» **Task goal**
Reproduce exactly the lines from the one containing "What text is on this page?" through the end of the listing, minus the pictures.

» **Excerpted records**
********
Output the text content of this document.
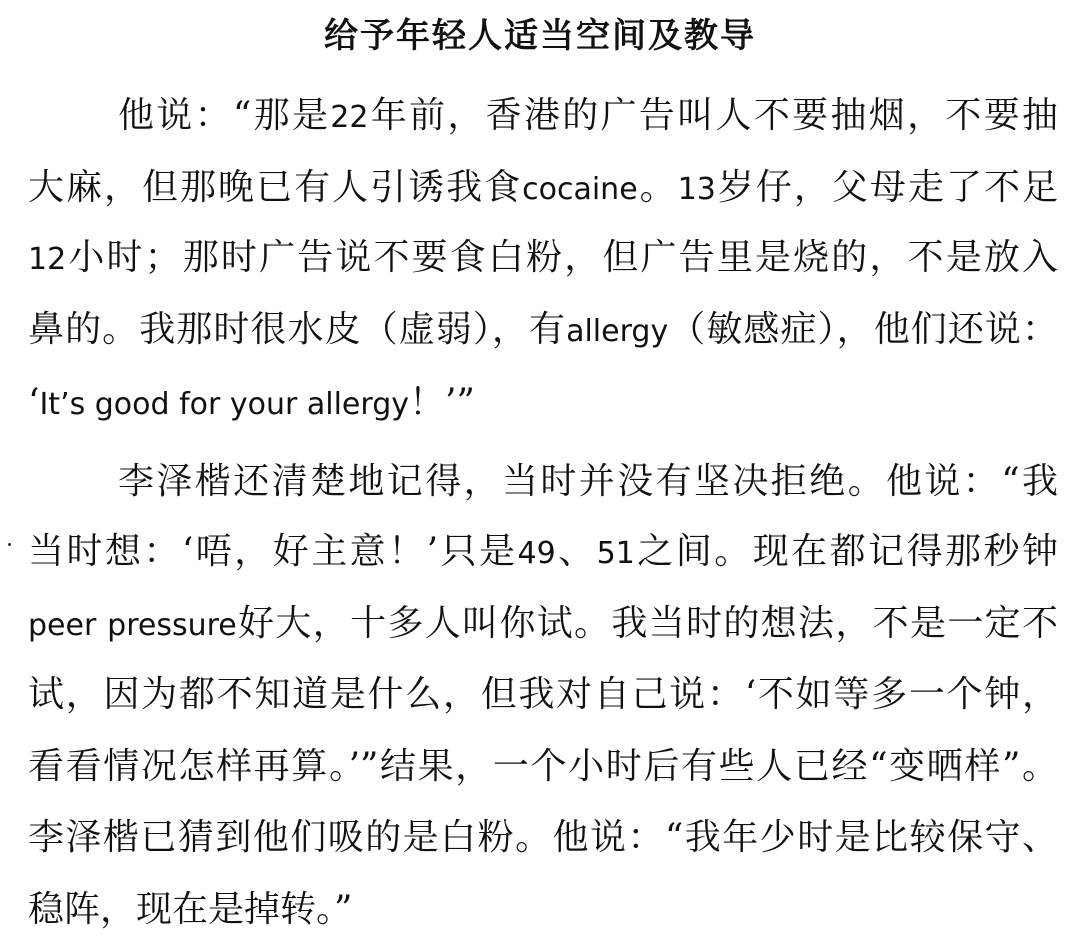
给予年轻人适当空间及教导

他说：“那是22年前，香港的广告叫人不要抽烟，不要抽

大麻，但那晚已有人引诱我食cocaine。13岁仔，父母走了不足

12小时；那时广告说不要食白粉，但广告里是烧的，不是放入

鼻的。我那时很水皮（虚弱），有allergy（敏感症），他们还说：

‘It’s good for your allergy！’”

李泽楷还清楚地记得，当时并没有坚决拒绝。他说：“我

当时想：‘唔，好主意！’只是49、51之间。现在都记得那秒钟

peer pressure好大，十多人叫你试。我当时的想法，不是一定不

试，因为都不知道是什么，但我对自己说：‘不如等多一个钟，

看看情况怎样再算。’”结果，一个小时后有些人已经“变晒样”。

李泽楷已猜到他们吸的是白粉。他说：“我年少时是比较保守、

稳阵，现在是掉转。”
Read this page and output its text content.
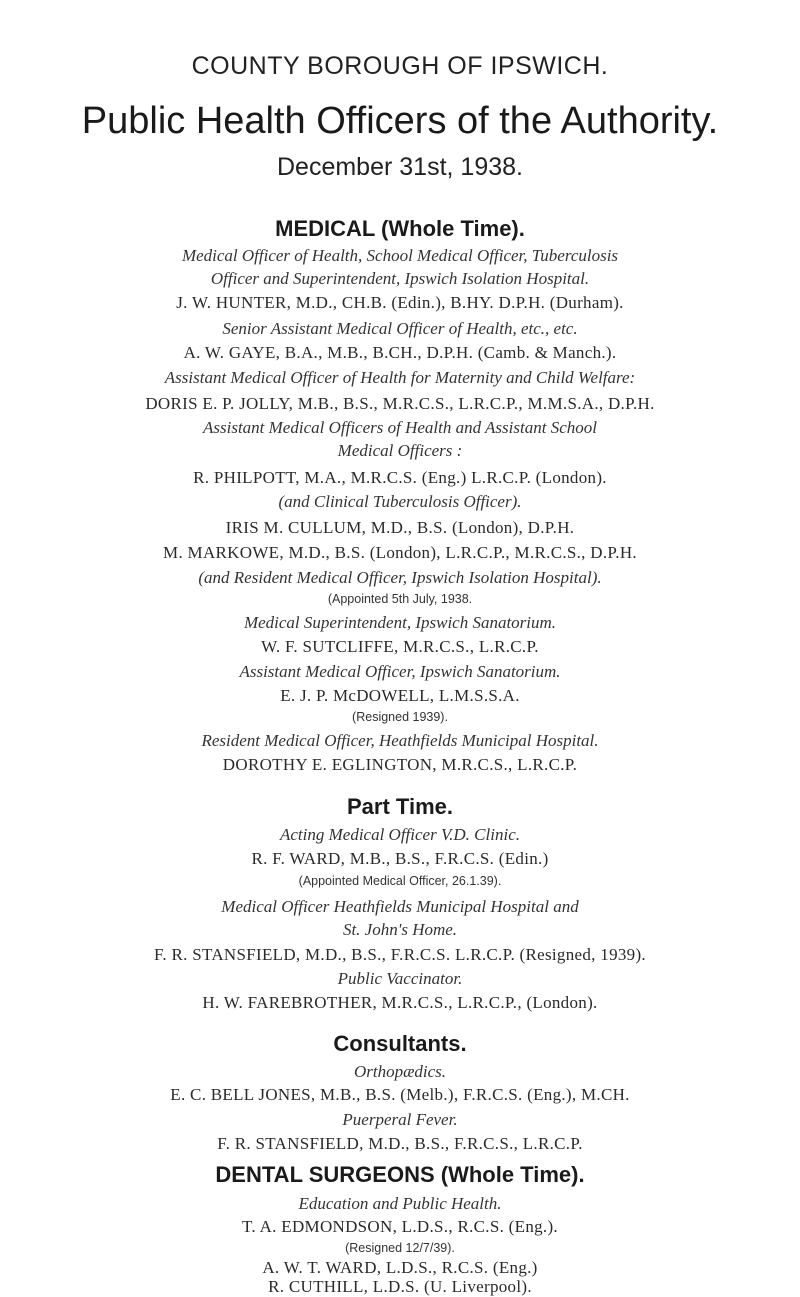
COUNTY BOROUGH OF IPSWICH.
Public Health Officers of the Authority.
December 31st, 1938.
MEDICAL (Whole Time).
Medical Officer of Health, School Medical Officer, Tuberculosis
Officer and Superintendent, Ipswich Isolation Hospital.
J. W. HUNTER, M.D., CH.B. (Edin.), B.HY. D.P.H. (Durham).
Senior Assistant Medical Officer of Health, etc., etc.
A. W. GAYE, B.A., M.B., B.CH., D.P.H. (Camb. & Manch.).
Assistant Medical Officer of Health for Maternity and Child Welfare:
DORIS E. P. JOLLY, M.B., B.S., M.R.C.S., L.R.C.P., M.M.S.A., D.P.H.
Assistant Medical Officers of Health and Assistant School
Medical Officers :
R. PHILPOTT, M.A., M.R.C.S. (Eng.) L.R.C.P. (London).
(and Clinical Tuberculosis Officer).
IRIS M. CULLUM, M.D., B.S. (London), D.P.H.
M. MARKOWE, M.D., B.S. (London), L.R.C.P., M.R.C.S., D.P.H.
(and Resident Medical Officer, Ipswich Isolation Hospital).
(Appointed 5th July, 1938.
Medical Superintendent, Ipswich Sanatorium.
W. F. SUTCLIFFE, M.R.C.S., L.R.C.P.
Assistant Medical Officer, Ipswich Sanatorium.
E. J. P. McDOWELL, L.M.S.S.A.
(Resigned 1939).
Resident Medical Officer, Heathfields Municipal Hospital.
DOROTHY E. EGLINGTON, M.R.C.S., L.R.C.P.
Part Time.
Acting Medical Officer V.D. Clinic.
R. F. WARD, M.B., B.S., F.R.C.S. (Edin.)
(Appointed Medical Officer, 26.1.39).
Medical Officer Heathfields Municipal Hospital and
St. John's Home.
F. R. STANSFIELD, M.D., B.S., F.R.C.S. L.R.C.P. (Resigned, 1939).
Public Vaccinator.
H. W. FAREBROTHER, M.R.C.S., L.R.C.P., (London).
Consultants.
Orthopædics.
E. C. BELL JONES, M.B., B.S. (Melb.), F.R.C.S. (Eng.), M.CH.
Puerperal Fever.
F. R. STANSFIELD, M.D., B.S., F.R.C.S., L.R.C.P.
DENTAL SURGEONS (Whole Time).
Education and Public Health.
T. A. EDMONDSON, L.D.S., R.C.S. (Eng.).
(Resigned 12/7/39).
A. W. T. WARD, L.D.S., R.C.S. (Eng.)
R. CUTHILL, L.D.S. (U. Liverpool).
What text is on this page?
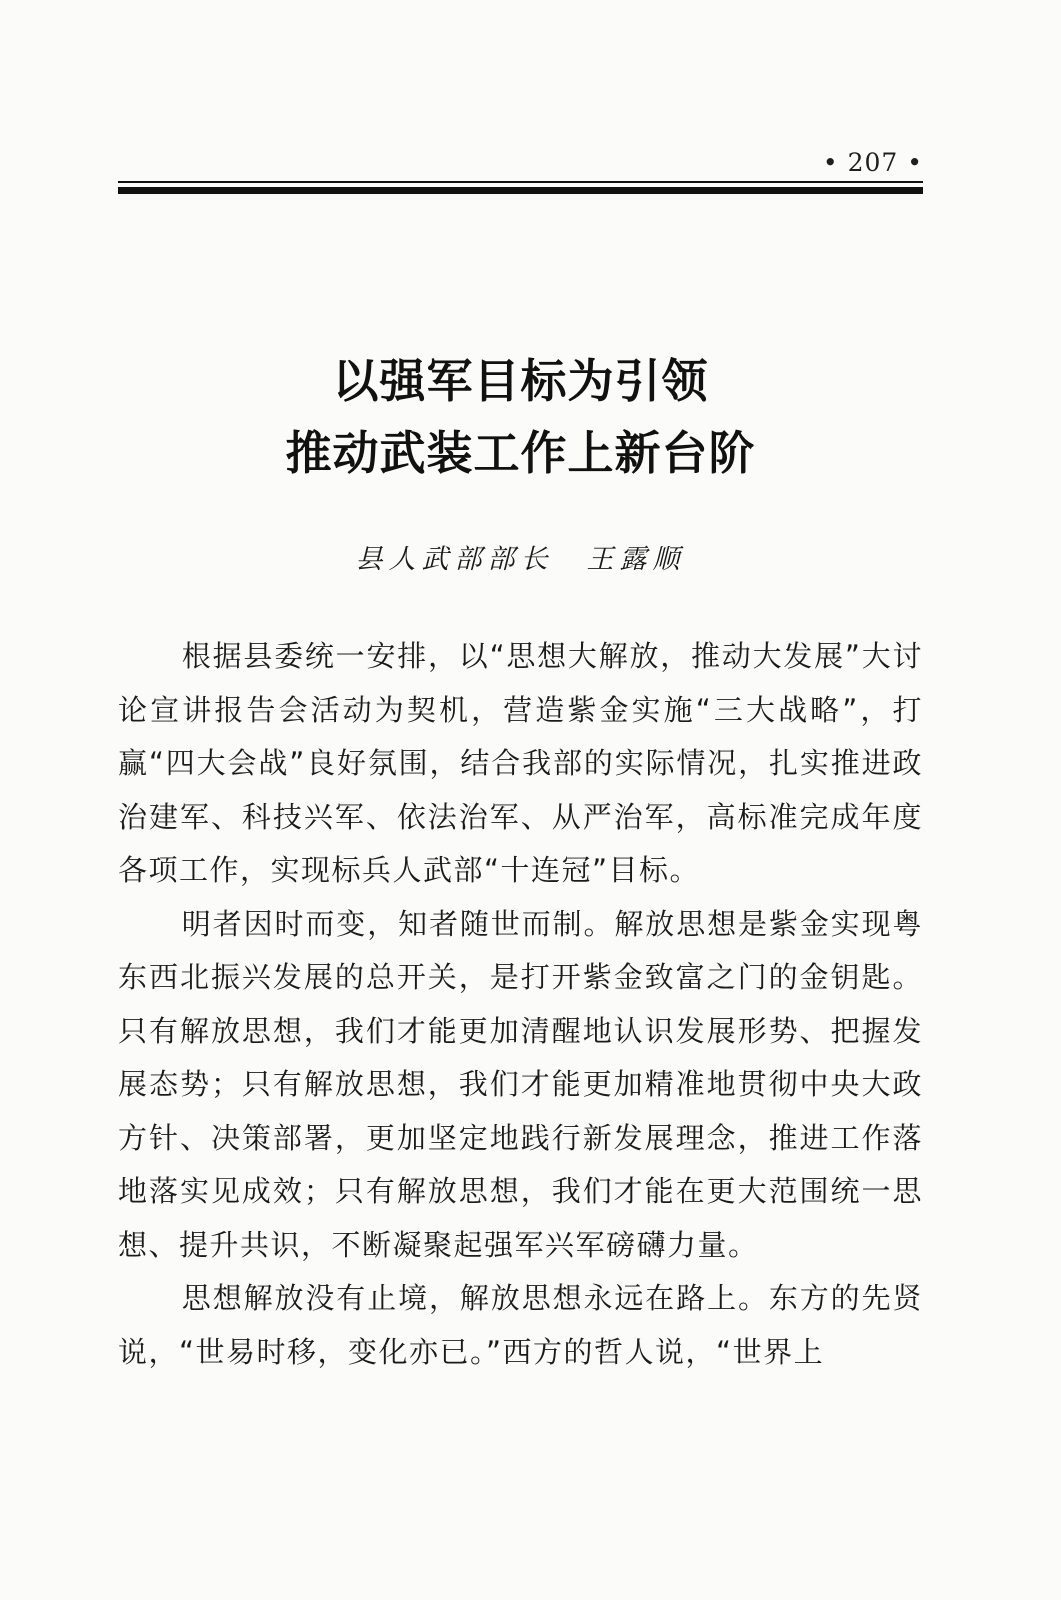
• 207 •
以强军目标为引领
推动武装工作上新台阶
县人武部部长　王露顺

根据县委统一安排，以“思想大解放，推动大发展”大讨论宣讲报告会活动为契机，营造紫金实施“三大战略”，打赢“四大会战”良好氛围，结合我部的实际情况，扎实推进政治建军、科技兴军、依法治军、从严治军，高标准完成年度各项工作，实现标兵人武部“十连冠”目标。

明者因时而变，知者随世而制。解放思想是紫金实现粤东西北振兴发展的总开关，是打开紫金致富之门的金钥匙。只有解放思想，我们才能更加清醒地认识发展形势、把握发展态势；只有解放思想，我们才能更加精准地贯彻中央大政方针、决策部署，更加坚定地践行新发展理念，推进工作落地落实见成效；只有解放思想，我们才能在更大范围统一思想、提升共识，不断凝聚起强军兴军磅礴力量。

思想解放没有止境，解放思想永远在路上。东方的先贤说，“世易时移，变化亦已。”西方的哲人说，“世界上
********
» **Response**
What text is on this page?
• 207 •
以强军目标为引领
推动武装工作上新台阶
县人武部部长　王露顺

根据县委统一安排，以“思想大解放，推动大发展”大讨论宣讲报告会活动为契机，营造紫金实施“三大战略”，打赢“四大会战”良好氛围，结合我部的实际情况，扎实推进政治建军、科技兴军、依法治军、从严治军，高标准完成年度各项工作，实现标兵人武部“十连冠”目标。

明者因时而变，知者随世而制。解放思想是紫金实现粤东西北振兴发展的总开关，是打开紫金致富之门的金钥匙。只有解放思想，我们才能更加清醒地认识发展形势、把握发展态势；只有解放思想，我们才能更加精准地贯彻中央大政方针、决策部署，更加坚定地践行新发展理念，推进工作落地落实见成效；只有解放思想，我们才能在更大范围统一思想、提升共识，不断凝聚起强军兴军磅礴力量。

思想解放没有止境，解放思想永远在路上。东方的先贤说，“世易时移，变化亦已。”西方的哲人说，“世界上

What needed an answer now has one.